##### Stored rows
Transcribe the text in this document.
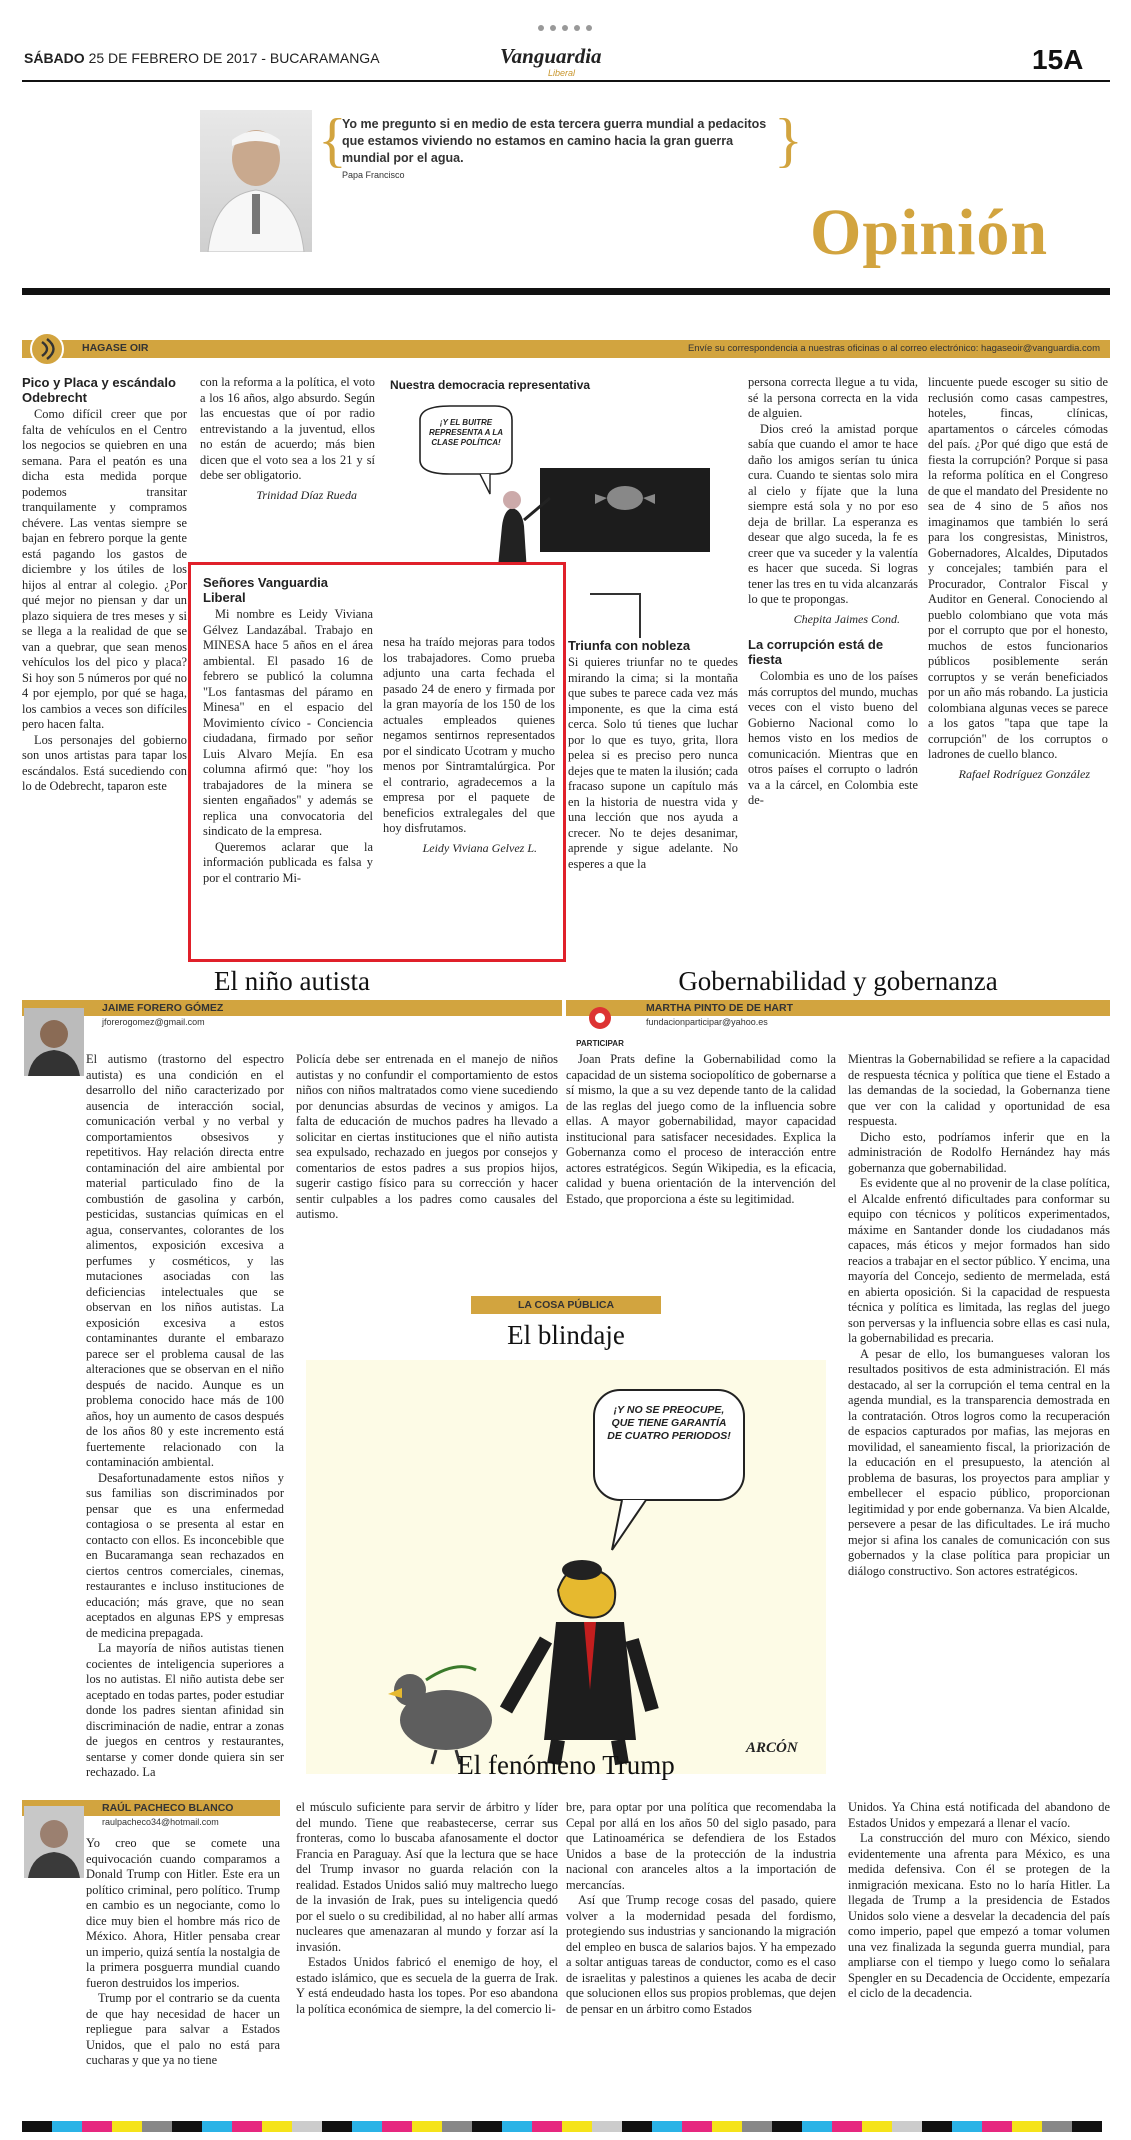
SÁBADO 25 DE FEBRERO DE 2017 - BUCARAMANGA	Vanguardia
Liberal	15A
{
Yo me pregunto si en medio de esta tercera guerra mundial a pedacitos que estamos viviendo no estamos en camino hacia la gran guerra mundial por el agua.
Papa Francisco
}
Opinión
HAGASE OIR	Envíe su correspondencia a nuestras oficinas o al correo electrónico: hagaseoir@vanguardia.com
Pico y Placa y escándalo Odebrecht

Como difícil creer que por falta de vehículos en el Centro los negocios se quiebren en una semana. Para el peatón es una dicha esta medida porque podemos transitar tranquilamente y compramos chévere. Las ventas siempre se bajan en febrero porque la gente está pagando los gastos de diciembre y los útiles de los hijos al entrar al colegio. ¿Por qué mejor no piensan y dar un plazo siquiera de tres meses y si se llega a la realidad de que se van a quebrar, que sean menos vehículos los del pico y placa? Si hoy son 5 números por qué no 4 por ejemplo, por qué se haga, los cambios a veces son difíciles pero hacen falta.

Los personajes del gobierno son unos artistas para tapar los escándalos. Está sucediendo con lo de Odebrecht, taparon este

con la reforma a la política, el voto a los 16 años, algo absurdo. Según las encuestas que oí por radio entrevistando a la juventud, ellos no están de acuerdo; más bien dicen que el voto sea a los 21 y sí debe ser obligatorio.

Trinidad Díaz Rueda
Nuestra democracia representativa
¡Y EL BUITRE REPRESENTA A LA CLASE POLÍTICA!
Señores Vanguardia Liberal

Mi nombre es Leidy Viviana Gélvez Landazábal. Trabajo en MINESA hace 5 años en el área ambiental. El pasado 16 de febrero se publicó la columna "Los fantasmas del páramo en Minesa" en el espacio del Movimiento cívico - Conciencia ciudadana, firmado por señor Luis Alvaro Mejía. En esa columna afirmó que: "hoy los trabajadores de la minera se sienten engañados" y además se replica una convocatoria del sindicato de la empresa.

Queremos aclarar que la información publicada es falsa y por el contrario Mi-

nesa ha traído mejoras para todos los trabajadores. Como prueba adjunto una carta fechada el pasado 24 de enero y firmada por la gran mayoría de los 150 de los actuales empleados quienes negamos sentirnos representados por el sindicato Ucotram y mucho menos por Sintramtalúrgica. Por el contrario, agradecemos a la empresa por el paquete de beneficios extralegales del que hoy disfrutamos.

Leidy Viviana Gelvez L.
Triunfa con nobleza

Si quieres triunfar no te quedes mirando la cima; si la montaña que subes te parece cada vez más imponente, es que la cima está cerca. Solo tú tienes que luchar por lo que es tuyo, grita, llora pelea si es preciso pero nunca dejes que te maten la ilusión; cada fracaso supone un capítulo más en la historia de nuestra vida y una lección que nos ayuda a crecer. No te dejes desanimar, aprende y sigue adelante. No esperes a que la

persona correcta llegue a tu vida, sé la persona correcta en la vida de alguien.

Dios creó la amistad porque sabía que cuando el amor te hace daño los amigos serían tu única cura. Cuando te sientas solo mira al cielo y fíjate que la luna siempre está sola y no por eso deja de brillar. La esperanza es desear que algo suceda, la fe es creer que va suceder y la valentía es hacer que suceda. Si logras tener las tres en tu vida alcanzarás lo que te propongas.

Chepita Jaimes Cond.
La corrupción está de fiesta

Colombia es uno de los países más corruptos del mundo, muchas veces con el visto bueno del Gobierno Nacional como lo hemos visto en los medios de comunicación. Mientras que en otros países el corrupto o ladrón va a la cárcel, en Colombia este de-

lincuente puede escoger su sitio de reclusión como casas campestres, hoteles, fincas, clínicas, apartamentos o cárceles cómodas del país. ¿Por qué digo que está de fiesta la corrupción? Porque si pasa la reforma política en el Congreso de que el mandato del Presidente no sea de 4 sino de 5 años nos imaginamos que también lo será para los congresistas, Ministros, Gobernadores, Alcaldes, Diputados y concejales; también para el Procurador, Contralor Fiscal y Auditor en General. Conociendo al pueblo colombiano que vota más por el corrupto que por el honesto, muchos de estos funcionarios públicos posiblemente serán corruptos y se verán beneficiados por un año más robando. La justicia colombiana algunas veces se parece a los gatos "tapa que tape la corrupción" de los corruptos o ladrones de cuello blanco.

Rafael Rodríguez González
El niño autista	Gobernabilidad y gobernanza
JAIME FORERO GÓMEZ
jforerogomez@gmail.com

El autismo (trastorno del espectro autista) es una condición en el desarrollo del niño caracterizado por ausencia de interacción social, comunicación verbal y no verbal y comportamientos obsesivos y repetitivos. Hay relación directa entre contaminación del aire ambiental por material particulado fino de la combustión de gasolina y carbón, pesticidas, sustancias químicas en el agua, conservantes, colorantes de los alimentos, exposición excesiva a perfumes y cosméticos, y las mutaciones asociadas con las deficiencias intelectuales que se observan en los niños autistas. La exposición excesiva a estos contaminantes durante el embarazo parece ser el problema causal de las alteraciones que se observan en el niño después de nacido. Aunque es un problema conocido hace más de 100 años, hoy un aumento de casos después de los años 80 y este incremento está fuertemente relacionado con la contaminación ambiental.

Desafortunadamente estos niños y sus familias son discriminados por pensar que es una enfermedad contagiosa o se presenta al estar en contacto con ellos. Es inconcebible que en Bucaramanga sean rechazados en ciertos centros comerciales, cinemas, restaurantes e incluso instituciones de educación; más grave, que no sean aceptados en algunas EPS y empresas de medicina prepagada.

La mayoría de niños autistas tienen cocientes de inteligencia superiores a los no autistas. El niño autista debe ser aceptado en todas partes, poder estudiar donde los padres sientan afinidad sin discriminación de nadie, entrar a zonas de juegos en centros y restaurantes, sentarse y comer donde quiera sin ser rechazado. La

Policía debe ser entrenada en el manejo de niños autistas y no confundir el comportamiento de estos niños con niños maltratados como viene sucediendo por denuncias absurdas de vecinos y amigos. La falta de educación de muchos padres ha llevado a solicitar en ciertas instituciones que el niño autista sea expulsado, rechazado en juegos por consejos y comentarios de estos padres a sus propios hijos, sugerir castigo físico para su corrección y hacer sentir culpables a los padres como causales del autismo.

MARTHA PINTO DE DE HART
fundacionparticipar@yahoo.es
PARTICIPAR

Joan Prats define la Gobernabilidad como la capacidad de un sistema sociopolítico de gobernarse a sí mismo, la que a su vez depende tanto de la calidad de las reglas del juego como de la influencia sobre ellas. A mayor gobernabilidad, mayor capacidad institucional para satisfacer necesidades. Explica la Gobernanza como el proceso de interacción entre actores estratégicos. Según Wikipedia, es la eficacia, calidad y buena orientación de la intervención del Estado, que proporciona a éste su legitimidad.

Mientras la Gobernabilidad se refiere a la capacidad de respuesta técnica y política que tiene el Estado a las demandas de la sociedad, la Gobernanza tiene que ver con la calidad y oportunidad de esa respuesta.

Dicho esto, podríamos inferir que en la administración de Rodolfo Hernández hay más gobernanza que gobernabilidad.

Es evidente que al no provenir de la clase política, el Alcalde enfrentó dificultades para conformar su equipo con técnicos y políticos experimentados, máxime en Santander donde los ciudadanos más capaces, más éticos y mejor formados han sido reacios a trabajar en el sector público. Y encima, una mayoría del Concejo, sediento de mermelada, está en abierta oposición. Si la capacidad de respuesta técnica y política es limitada, las reglas del juego son perversas y la influencia sobre ellas es casi nula, la gobernabilidad es precaria.

A pesar de ello, los bumangueses valoran los resultados positivos de esta administración. El más destacado, al ser la corrupción el tema central en la agenda mundial, es la transparencia demostrada en la contratación. Otros logros como la recuperación de espacios capturados por mafias, las mejoras en movilidad, el saneamiento fiscal, la priorización de la educación en el presupuesto, la atención al problema de basuras, los proyectos para ampliar y embellecer el espacio público, proporcionan legitimidad y por ende gobernanza. Va bien Alcalde, persevere a pesar de las dificultades. Le irá mucho mejor si afina los canales de comunicación con sus gobernados y la clase política para propiciar un diálogo constructivo. Son actores estratégicos.

LA COSA PÚBLICA
El blindaje
¡Y NO SE PREOCUPE, QUE TIENE GARANTÍA DE CUATRO PERIODOS!
ARCÓN
El fenómeno Trump
RAÚL PACHECO BLANCO
raulpacheco34@hotmail.com

Yo creo que se comete una equivocación cuando comparamos a Donald Trump con Hitler. Este era un político criminal, pero político. Trump en cambio es un negociante, como lo dice muy bien el hombre más rico de México. Ahora, Hitler pensaba crear un imperio, quizá sentía la nostalgia de la primera posguerra mundial cuando fueron destruidos los imperios.

Trump por el contrario se da cuenta de que hay necesidad de hacer un repliegue para salvar a Estados Unidos, que el palo no está para cucharas y que ya no tiene

el músculo suficiente para servir de árbitro y líder del mundo. Tiene que reabastecerse, cerrar sus fronteras, como lo buscaba afanosamente el doctor Francia en Paraguay. Así que la lectura que se hace del Trump invasor no guarda relación con la realidad. Estados Unidos salió muy maltrecho luego de la invasión de Irak, pues su inteligencia quedó por el suelo o su credibilidad, al no haber allí armas nucleares que amenazaran al mundo y forzar así la invasión.

Estados Unidos fabricó el enemigo de hoy, el estado islámico, que es secuela de la guerra de Irak. Y está endeudado hasta los topes. Por eso abandona la política económica de siempre, la del comercio li-

bre, para optar por una política que recomendaba la Cepal por allá en los años 50 del siglo pasado, para que Latinoamérica se defendiera de los Estados Unidos a base de la protección de la industria nacional con aranceles altos a la importación de mercancías.

Así que Trump recoge cosas del pasado, quiere volver a la modernidad pesada del fordismo, protegiendo sus industrias y sancionando la migración del empleo en busca de salarios bajos. Y ha empezado a soltar antiguas tareas de conductor, como es el caso de israelitas y palestinos a quienes les acaba de decir que solucionen ellos sus propios problemas, que dejen de pensar en un árbitro como Estados

Unidos. Ya China está notificada del abandono de Estados Unidos y empezará a llenar el vacío.

La construcción del muro con México, siendo evidentemente una afrenta para México, es una medida defensiva. Con él se protegen de la inmigración mexicana. Esto no lo haría Hitler. La llegada de Trump a la presidencia de Estados Unidos solo viene a desvelar la decadencia del país como imperio, papel que empezó a tomar volumen una vez finalizada la segunda guerra mundial, para ampliarse con el tiempo y luego como lo señalara Spengler en su Decadencia de Occidente, empezaría el ciclo de la decadencia.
##########
Work required → Extract every line of the records above that contains the word "relación".

Finished exercise →
El autismo (trastorno del espectro autista) es una condición en el desarrollo del niño caracterizado por ausencia de interacción social, comunicación verbal y no verbal y comportamientos obsesivos y repetitivos. Hay relación directa entre contaminación del aire ambiental por material particulado fino de la combustión de gasolina y carbón, pesticidas, sustancias químicas en el agua, conservantes, colorantes de los alimentos, exposición excesiva a perfumes y cosméticos, y las mutaciones asociadas con las deficiencias intelectuales que se observan en los niños autistas. La exposición excesiva a estos contaminantes durante el embarazo parece ser el problema causal de las alteraciones que se observan en el niño después de nacido. Aunque es un problema conocido hace más de 100 años, hoy un aumento de casos después de los años 80 y este incremento está fuertemente relacionado con la contaminación ambiental.
el músculo suficiente para servir de árbitro y líder del mundo. Tiene que reabastecerse, cerrar sus fronteras, como lo buscaba afanosamente el doctor Francia en Paraguay. Así que la lectura que se hace del Trump invasor no guarda relación con la realidad. Estados Unidos salió muy maltrecho luego de la invasión de Irak, pues su inteligencia quedó por el suelo o su credibilidad, al no haber allí armas nucleares que amenazaran al mundo y forzar así la invasión.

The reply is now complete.